Copy nothing but the text: reproduce each line of the listing exactly and leave the pictures out.

----- Dataset entries

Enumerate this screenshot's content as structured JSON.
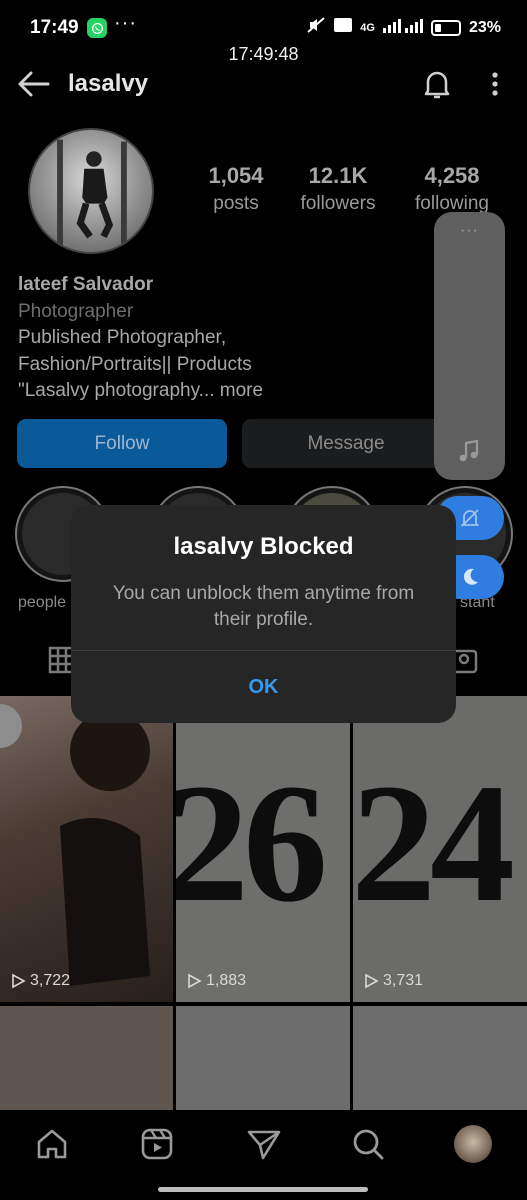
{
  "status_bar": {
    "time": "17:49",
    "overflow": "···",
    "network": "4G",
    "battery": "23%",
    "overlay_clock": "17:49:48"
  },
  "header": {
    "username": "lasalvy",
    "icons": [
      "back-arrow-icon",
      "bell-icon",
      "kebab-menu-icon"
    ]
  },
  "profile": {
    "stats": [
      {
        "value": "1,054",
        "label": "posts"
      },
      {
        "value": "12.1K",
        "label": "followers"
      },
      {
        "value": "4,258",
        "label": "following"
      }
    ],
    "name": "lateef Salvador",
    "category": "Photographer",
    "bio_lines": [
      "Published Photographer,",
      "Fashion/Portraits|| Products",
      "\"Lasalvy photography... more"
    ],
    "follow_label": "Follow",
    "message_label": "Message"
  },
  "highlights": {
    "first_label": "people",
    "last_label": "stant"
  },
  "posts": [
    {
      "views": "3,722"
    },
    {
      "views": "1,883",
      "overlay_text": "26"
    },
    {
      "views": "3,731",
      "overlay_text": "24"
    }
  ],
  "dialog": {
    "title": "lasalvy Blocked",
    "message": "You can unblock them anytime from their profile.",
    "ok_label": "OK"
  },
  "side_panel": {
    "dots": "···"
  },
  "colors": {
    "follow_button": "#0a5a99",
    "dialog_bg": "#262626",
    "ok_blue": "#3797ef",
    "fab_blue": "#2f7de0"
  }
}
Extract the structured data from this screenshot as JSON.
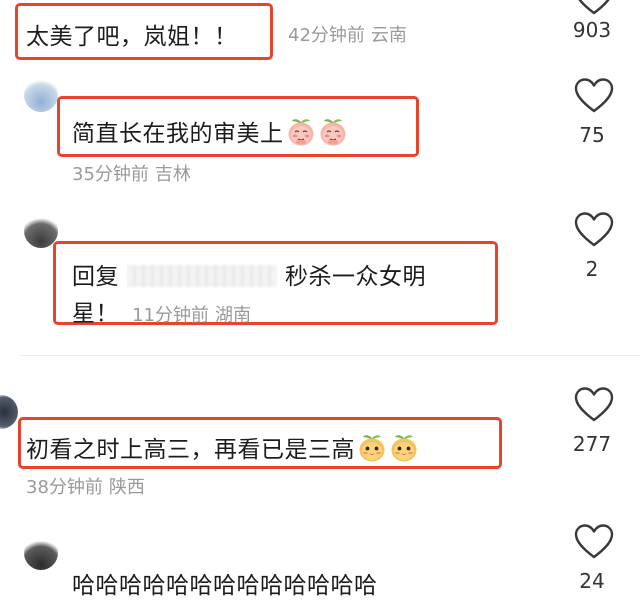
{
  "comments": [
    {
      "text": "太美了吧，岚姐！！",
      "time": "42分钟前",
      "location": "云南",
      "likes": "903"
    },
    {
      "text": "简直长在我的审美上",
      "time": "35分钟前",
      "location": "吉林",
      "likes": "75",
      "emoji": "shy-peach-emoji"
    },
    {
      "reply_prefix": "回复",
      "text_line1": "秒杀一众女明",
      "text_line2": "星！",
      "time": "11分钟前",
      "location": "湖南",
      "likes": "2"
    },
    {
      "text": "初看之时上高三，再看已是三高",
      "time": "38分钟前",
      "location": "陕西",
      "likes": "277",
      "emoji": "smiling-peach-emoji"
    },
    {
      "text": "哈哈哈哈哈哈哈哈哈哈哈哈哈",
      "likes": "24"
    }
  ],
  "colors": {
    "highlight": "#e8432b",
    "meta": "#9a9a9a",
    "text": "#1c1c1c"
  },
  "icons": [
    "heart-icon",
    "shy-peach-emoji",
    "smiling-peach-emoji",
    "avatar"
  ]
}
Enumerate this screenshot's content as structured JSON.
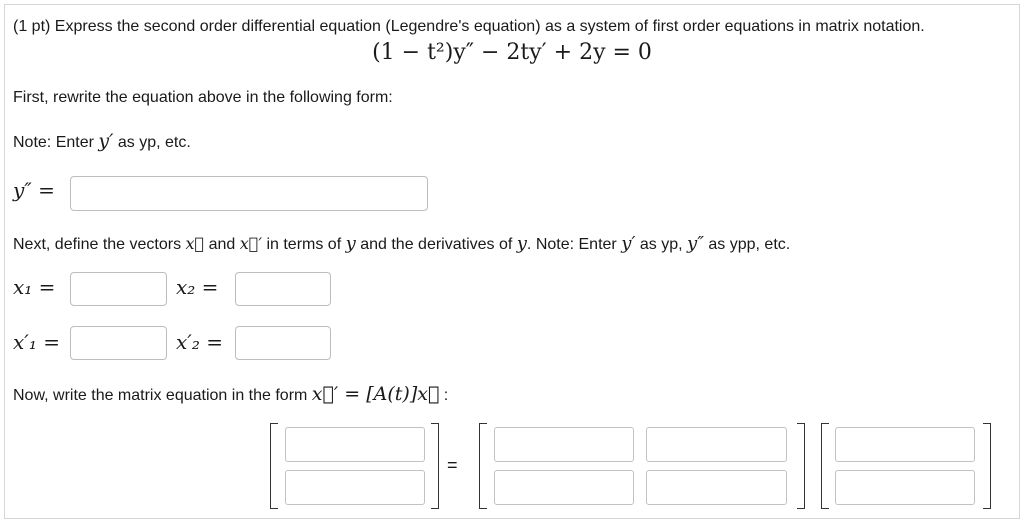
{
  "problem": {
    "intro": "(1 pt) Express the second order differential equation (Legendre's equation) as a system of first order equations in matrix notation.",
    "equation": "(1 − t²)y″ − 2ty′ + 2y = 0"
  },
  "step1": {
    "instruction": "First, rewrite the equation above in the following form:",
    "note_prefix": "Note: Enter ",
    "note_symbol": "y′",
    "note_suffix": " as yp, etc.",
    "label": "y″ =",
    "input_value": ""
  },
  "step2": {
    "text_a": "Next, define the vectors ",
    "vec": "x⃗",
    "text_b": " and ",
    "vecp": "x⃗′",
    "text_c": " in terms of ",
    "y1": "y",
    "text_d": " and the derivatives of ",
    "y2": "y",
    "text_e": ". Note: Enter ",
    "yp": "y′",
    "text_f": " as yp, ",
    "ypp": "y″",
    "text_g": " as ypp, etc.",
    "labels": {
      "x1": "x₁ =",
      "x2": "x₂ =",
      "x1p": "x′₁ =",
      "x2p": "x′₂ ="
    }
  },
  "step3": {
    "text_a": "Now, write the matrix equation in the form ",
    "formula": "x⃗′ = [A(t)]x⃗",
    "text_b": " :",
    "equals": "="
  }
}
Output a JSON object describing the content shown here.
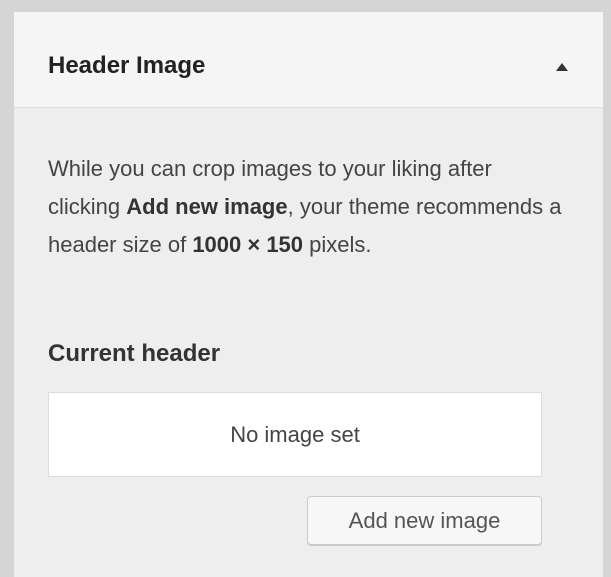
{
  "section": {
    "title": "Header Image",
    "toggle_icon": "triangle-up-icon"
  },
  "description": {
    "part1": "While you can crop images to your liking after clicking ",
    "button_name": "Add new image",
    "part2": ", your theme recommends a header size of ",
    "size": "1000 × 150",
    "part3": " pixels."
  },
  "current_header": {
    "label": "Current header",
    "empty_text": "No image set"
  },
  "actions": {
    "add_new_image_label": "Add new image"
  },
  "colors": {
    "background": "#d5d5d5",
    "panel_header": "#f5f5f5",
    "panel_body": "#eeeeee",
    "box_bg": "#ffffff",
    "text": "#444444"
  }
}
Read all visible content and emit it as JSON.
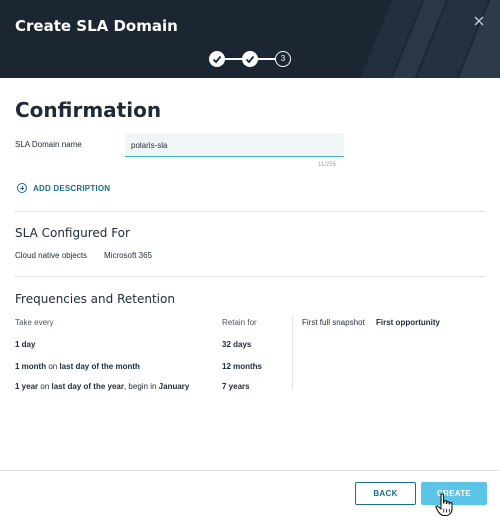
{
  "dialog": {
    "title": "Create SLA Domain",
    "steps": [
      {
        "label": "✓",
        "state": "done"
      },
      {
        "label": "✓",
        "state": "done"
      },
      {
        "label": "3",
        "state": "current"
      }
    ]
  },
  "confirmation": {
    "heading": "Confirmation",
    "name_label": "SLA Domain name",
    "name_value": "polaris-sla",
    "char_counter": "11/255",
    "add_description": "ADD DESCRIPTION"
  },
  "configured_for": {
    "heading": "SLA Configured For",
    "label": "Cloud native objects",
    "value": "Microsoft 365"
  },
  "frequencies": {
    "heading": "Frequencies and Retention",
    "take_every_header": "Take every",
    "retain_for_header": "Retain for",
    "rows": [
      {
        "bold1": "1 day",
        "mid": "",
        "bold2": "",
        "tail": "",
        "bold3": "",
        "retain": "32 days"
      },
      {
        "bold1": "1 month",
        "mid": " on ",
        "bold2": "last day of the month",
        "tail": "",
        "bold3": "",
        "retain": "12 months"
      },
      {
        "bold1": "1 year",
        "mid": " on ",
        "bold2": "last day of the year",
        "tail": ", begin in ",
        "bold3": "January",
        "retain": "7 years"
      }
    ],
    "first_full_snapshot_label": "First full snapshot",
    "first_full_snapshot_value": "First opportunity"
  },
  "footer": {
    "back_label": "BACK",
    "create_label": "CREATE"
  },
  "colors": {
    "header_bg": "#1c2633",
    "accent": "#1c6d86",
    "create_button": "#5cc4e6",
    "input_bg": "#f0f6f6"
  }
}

----------

**Result**.
Enumerate this screenshot's content as structured JSON.
{
  "status_bar": {
    "time": "17:49",
    "overflow": "···",
    "network": "4G",
    "battery": "23%",
    "overlay_clock": "17:49:48"
  },
  "header": {
    "username": "lasalvy",
    "icons": [
      "back-arrow-icon",
      "bell-icon",
      "kebab-menu-icon"
    ]
  },
  "profile": {
    "stats": [
      {
        "value": "1,054",
        "label": "posts"
      },
      {
        "value": "12.1K",
        "label": "followers"
      },
      {
        "value": "4,258",
        "label": "following"
      }
    ],
    "name": "lateef Salvador",
    "category": "Photographer",
    "bio_lines": [
      "Published Photographer,",
      "Fashion/Portraits|| Products",
      "\"Lasalvy photography... more"
    ],
    "follow_label": "Follow",
    "message_label": "Message"
  },
  "highlights": {
    "first_label": "people",
    "last_label": "stant"
  },
  "posts": [
    {
      "views": "3,722"
    },
    {
      "views": "1,883",
      "overlay_text": "26"
    },
    {
      "views": "3,731",
      "overlay_text": "24"
    }
  ],
  "dialog": {
    "title": "lasalvy Blocked",
    "message": "You can unblock them anytime from their profile.",
    "ok_label": "OK"
  },
  "side_panel": {
    "dots": "···"
  },
  "colors": {
    "follow_button": "#0a5a99",
    "dialog_bg": "#262626",
    "ok_blue": "#3797ef",
    "fab_blue": "#2f7de0"
  }
}
Extract the structured data from this screenshot as JSON.
{
  "comments": [
    {
      "text": "太美了吧，岚姐！！",
      "time": "42分钟前",
      "location": "云南",
      "likes": "903"
    },
    {
      "text": "简直长在我的审美上",
      "time": "35分钟前",
      "location": "吉林",
      "likes": "75",
      "emoji": "shy-peach-emoji"
    },
    {
      "reply_prefix": "回复",
      "text_line1": "秒杀一众女明",
      "text_line2": "星！",
      "time": "11分钟前",
      "location": "湖南",
      "likes": "2"
    },
    {
      "text": "初看之时上高三，再看已是三高",
      "time": "38分钟前",
      "location": "陕西",
      "likes": "277",
      "emoji": "smiling-peach-emoji"
    },
    {
      "text": "哈哈哈哈哈哈哈哈哈哈哈哈哈",
      "likes": "24"
    }
  ],
  "colors": {
    "highlight": "#e8432b",
    "meta": "#9a9a9a",
    "text": "#1c1c1c"
  },
  "icons": [
    "heart-icon",
    "shy-peach-emoji",
    "smiling-peach-emoji",
    "avatar"
  ]
}
Enumerate this screenshot's content as structured JSON.
{
  "problem": {
    "intro": "(1 pt) Express the second order differential equation (Legendre's equation) as a system of first order equations in matrix notation.",
    "equation": "(1 − t²)y″ − 2ty′ + 2y = 0"
  },
  "step1": {
    "instruction": "First, rewrite the equation above in the following form:",
    "note_prefix": "Note: Enter ",
    "note_symbol": "y′",
    "note_suffix": " as yp, etc.",
    "label": "y″ =",
    "input_value": ""
  },
  "step2": {
    "text_a": "Next, define the vectors ",
    "vec": "x⃗",
    "text_b": " and ",
    "vecp": "x⃗′",
    "text_c": " in terms of ",
    "y1": "y",
    "text_d": " and the derivatives of ",
    "y2": "y",
    "text_e": ". Note: Enter ",
    "yp": "y′",
    "text_f": " as yp, ",
    "ypp": "y″",
    "text_g": " as ypp, etc.",
    "labels": {
      "x1": "x₁ =",
      "x2": "x₂ =",
      "x1p": "x′₁ =",
      "x2p": "x′₂ ="
    }
  },
  "step3": {
    "text_a": "Now, write the matrix equation in the form ",
    "formula": "x⃗′ = [A(t)]x⃗",
    "text_b": " :",
    "equals": "="
  }
}
Output a JSON object describing the content shown here.
{
  "section": {
    "title": "Header Image",
    "toggle_icon": "triangle-up-icon"
  },
  "description": {
    "part1": "While you can crop images to your liking after clicking ",
    "button_name": "Add new image",
    "part2": ", your theme recommends a header size of ",
    "size": "1000 × 150",
    "part3": " pixels."
  },
  "current_header": {
    "label": "Current header",
    "empty_text": "No image set"
  },
  "actions": {
    "add_new_image_label": "Add new image"
  },
  "colors": {
    "background": "#d5d5d5",
    "panel_header": "#f5f5f5",
    "panel_body": "#eeeeee",
    "box_bg": "#ffffff",
    "text": "#444444"
  }
}
Read all visible content and emit it as JSON.
{
  "dialog": {
    "title": "Create SLA Domain",
    "steps": [
      {
        "label": "✓",
        "state": "done"
      },
      {
        "label": "✓",
        "state": "done"
      },
      {
        "label": "3",
        "state": "current"
      }
    ]
  },
  "confirmation": {
    "heading": "Confirmation",
    "name_label": "SLA Domain name",
    "name_value": "polaris-sla",
    "char_counter": "11/255",
    "add_description": "ADD DESCRIPTION"
  },
  "configured_for": {
    "heading": "SLA Configured For",
    "label": "Cloud native objects",
    "value": "Microsoft 365"
  },
  "frequencies": {
    "heading": "Frequencies and Retention",
    "take_every_header": "Take every",
    "retain_for_header": "Retain for",
    "rows": [
      {
        "bold1": "1 day",
        "mid": "",
        "bold2": "",
        "tail": "",
        "bold3": "",
        "retain": "32 days"
      },
      {
        "bold1": "1 month",
        "mid": " on ",
        "bold2": "last day of the month",
        "tail": "",
        "bold3": "",
        "retain": "12 months"
      },
      {
        "bold1": "1 year",
        "mid": " on ",
        "bold2": "last day of the year",
        "tail": ", begin in ",
        "bold3": "January",
        "retain": "7 years"
      }
    ],
    "first_full_snapshot_label": "First full snapshot",
    "first_full_snapshot_value": "First opportunity"
  },
  "footer": {
    "back_label": "BACK",
    "create_label": "CREATE"
  },
  "colors": {
    "header_bg": "#1c2633",
    "accent": "#1c6d86",
    "create_button": "#5cc4e6",
    "input_bg": "#f0f6f6"
  }
}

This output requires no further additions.